# Task brief
Each entry below should be reproduced character for character.

# Stored rows
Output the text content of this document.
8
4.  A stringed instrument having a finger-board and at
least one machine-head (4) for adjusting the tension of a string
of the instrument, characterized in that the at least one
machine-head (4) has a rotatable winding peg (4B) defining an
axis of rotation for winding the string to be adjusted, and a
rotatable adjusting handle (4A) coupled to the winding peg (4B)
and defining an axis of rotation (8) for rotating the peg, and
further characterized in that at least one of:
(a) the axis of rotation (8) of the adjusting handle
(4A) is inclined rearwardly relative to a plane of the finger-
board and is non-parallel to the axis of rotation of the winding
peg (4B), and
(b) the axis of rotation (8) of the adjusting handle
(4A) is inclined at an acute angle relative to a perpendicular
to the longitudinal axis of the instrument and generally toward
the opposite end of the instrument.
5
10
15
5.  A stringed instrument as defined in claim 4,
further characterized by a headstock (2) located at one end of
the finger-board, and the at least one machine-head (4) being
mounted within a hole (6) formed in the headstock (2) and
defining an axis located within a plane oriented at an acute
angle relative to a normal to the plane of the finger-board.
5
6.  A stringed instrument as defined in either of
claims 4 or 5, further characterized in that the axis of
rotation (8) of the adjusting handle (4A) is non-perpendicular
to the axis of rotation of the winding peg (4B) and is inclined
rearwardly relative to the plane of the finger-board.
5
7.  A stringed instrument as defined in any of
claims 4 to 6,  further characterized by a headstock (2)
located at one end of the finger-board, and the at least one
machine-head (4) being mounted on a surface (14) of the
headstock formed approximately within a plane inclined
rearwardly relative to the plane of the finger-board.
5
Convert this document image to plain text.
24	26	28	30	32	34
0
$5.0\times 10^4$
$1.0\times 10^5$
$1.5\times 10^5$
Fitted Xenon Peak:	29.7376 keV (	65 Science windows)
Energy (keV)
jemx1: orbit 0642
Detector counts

# Complete answer
Output the text content of this document.
8
4.  A stringed instrument having a finger-board and at
least one machine-head (4) for adjusting the tension of a string
of the instrument, characterized in that the at least one
machine-head (4) has a rotatable winding peg (4B) defining an
axis of rotation for winding the string to be adjusted, and a
rotatable adjusting handle (4A) coupled to the winding peg (4B)
and defining an axis of rotation (8) for rotating the peg, and
further characterized in that at least one of:
(a) the axis of rotation (8) of the adjusting handle
(4A) is inclined rearwardly relative to a plane of the finger-
board and is non-parallel to the axis of rotation of the winding
peg (4B), and
(b) the axis of rotation (8) of the adjusting handle
(4A) is inclined at an acute angle relative to a perpendicular
to the longitudinal axis of the instrument and generally toward
the opposite end of the instrument.
5
10
15
5.  A stringed instrument as defined in claim 4,
further characterized by a headstock (2) located at one end of
the finger-board, and the at least one machine-head (4) being
mounted within a hole (6) formed in the headstock (2) and
defining an axis located within a plane oriented at an acute
angle relative to a normal to the plane of the finger-board.
5
6.  A stringed instrument as defined in either of
claims 4 or 5, further characterized in that the axis of
rotation (8) of the adjusting handle (4A) is non-perpendicular
to the axis of rotation of the winding peg (4B) and is inclined
rearwardly relative to the plane of the finger-board.
5
7.  A stringed instrument as defined in any of
claims 4 to 6,  further characterized by a headstock (2)
located at one end of the finger-board, and the at least one
machine-head (4) being mounted on a surface (14) of the
headstock formed approximately within a plane inclined
rearwardly relative to the plane of the finger-board.
5
Convert this document image to plain text.
24	26	28	30	32	34
0
$5.0\times 10^4$
$1.0\times 10^5$
$1.5\times 10^5$
Fitted Xenon Peak:	29.7376 keV (	65 Science windows)
Energy (keV)
jemx1: orbit 0642
Detector counts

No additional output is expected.